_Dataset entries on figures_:

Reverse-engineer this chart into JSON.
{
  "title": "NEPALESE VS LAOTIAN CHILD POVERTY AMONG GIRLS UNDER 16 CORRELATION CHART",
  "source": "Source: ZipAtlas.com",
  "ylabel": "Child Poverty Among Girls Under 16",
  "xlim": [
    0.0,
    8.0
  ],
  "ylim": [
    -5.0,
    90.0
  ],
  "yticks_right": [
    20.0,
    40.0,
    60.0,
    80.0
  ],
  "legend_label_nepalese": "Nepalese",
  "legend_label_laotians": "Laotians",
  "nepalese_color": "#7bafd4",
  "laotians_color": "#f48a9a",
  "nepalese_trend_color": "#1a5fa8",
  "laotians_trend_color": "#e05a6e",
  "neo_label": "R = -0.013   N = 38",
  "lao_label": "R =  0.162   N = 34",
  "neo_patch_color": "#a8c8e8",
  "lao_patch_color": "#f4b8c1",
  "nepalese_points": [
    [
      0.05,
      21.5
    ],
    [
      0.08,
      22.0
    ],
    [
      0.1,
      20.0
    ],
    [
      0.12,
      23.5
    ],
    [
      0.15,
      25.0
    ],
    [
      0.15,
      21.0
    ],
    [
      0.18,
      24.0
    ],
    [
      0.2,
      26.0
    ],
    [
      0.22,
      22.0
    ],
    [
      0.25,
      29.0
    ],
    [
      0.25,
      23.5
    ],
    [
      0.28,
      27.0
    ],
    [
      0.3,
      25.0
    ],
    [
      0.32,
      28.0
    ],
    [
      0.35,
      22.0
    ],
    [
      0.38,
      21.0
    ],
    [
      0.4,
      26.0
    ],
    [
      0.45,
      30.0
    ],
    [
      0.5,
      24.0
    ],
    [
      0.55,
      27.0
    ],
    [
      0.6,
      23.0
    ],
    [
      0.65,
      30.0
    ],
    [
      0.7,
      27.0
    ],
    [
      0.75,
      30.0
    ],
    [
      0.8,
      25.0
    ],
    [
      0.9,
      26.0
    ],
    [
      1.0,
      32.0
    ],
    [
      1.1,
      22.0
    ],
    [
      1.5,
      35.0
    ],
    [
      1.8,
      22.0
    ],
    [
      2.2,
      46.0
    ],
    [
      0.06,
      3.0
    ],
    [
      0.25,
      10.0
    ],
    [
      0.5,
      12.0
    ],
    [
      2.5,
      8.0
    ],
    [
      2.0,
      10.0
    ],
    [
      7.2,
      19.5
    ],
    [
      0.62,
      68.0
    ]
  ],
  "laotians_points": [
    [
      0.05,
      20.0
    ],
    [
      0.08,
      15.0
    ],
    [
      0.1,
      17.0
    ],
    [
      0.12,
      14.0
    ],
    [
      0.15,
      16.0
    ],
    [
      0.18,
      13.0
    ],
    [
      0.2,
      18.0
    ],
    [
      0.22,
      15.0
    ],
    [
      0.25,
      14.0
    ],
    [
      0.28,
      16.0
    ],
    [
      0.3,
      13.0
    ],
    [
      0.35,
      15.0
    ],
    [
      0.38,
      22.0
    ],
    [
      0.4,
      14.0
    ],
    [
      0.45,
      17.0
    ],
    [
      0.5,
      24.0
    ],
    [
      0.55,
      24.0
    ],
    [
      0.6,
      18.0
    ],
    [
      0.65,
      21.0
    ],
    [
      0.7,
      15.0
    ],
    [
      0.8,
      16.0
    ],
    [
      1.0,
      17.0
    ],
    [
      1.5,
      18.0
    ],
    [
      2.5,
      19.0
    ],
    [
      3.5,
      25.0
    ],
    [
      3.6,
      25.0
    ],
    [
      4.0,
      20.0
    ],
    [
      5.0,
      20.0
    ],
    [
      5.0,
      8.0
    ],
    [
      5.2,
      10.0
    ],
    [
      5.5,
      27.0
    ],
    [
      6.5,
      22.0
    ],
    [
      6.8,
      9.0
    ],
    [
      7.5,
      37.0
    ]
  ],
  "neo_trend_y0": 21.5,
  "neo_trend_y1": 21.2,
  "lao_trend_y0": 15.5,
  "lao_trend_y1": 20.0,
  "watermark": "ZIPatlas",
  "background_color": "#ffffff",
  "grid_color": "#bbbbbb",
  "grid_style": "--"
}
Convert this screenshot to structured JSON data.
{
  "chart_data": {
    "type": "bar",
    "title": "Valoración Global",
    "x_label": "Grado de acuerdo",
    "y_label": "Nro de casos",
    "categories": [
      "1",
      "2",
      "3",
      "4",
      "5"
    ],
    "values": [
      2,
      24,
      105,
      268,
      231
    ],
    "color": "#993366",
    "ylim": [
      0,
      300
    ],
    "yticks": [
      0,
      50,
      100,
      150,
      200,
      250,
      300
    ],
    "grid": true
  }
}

_What is asked_: Filter the entries down to the lines containing "JSON". Copy each of those lines.

_Task response_:
Reverse-engineer this chart into JSON.
Convert this screenshot to structured JSON data.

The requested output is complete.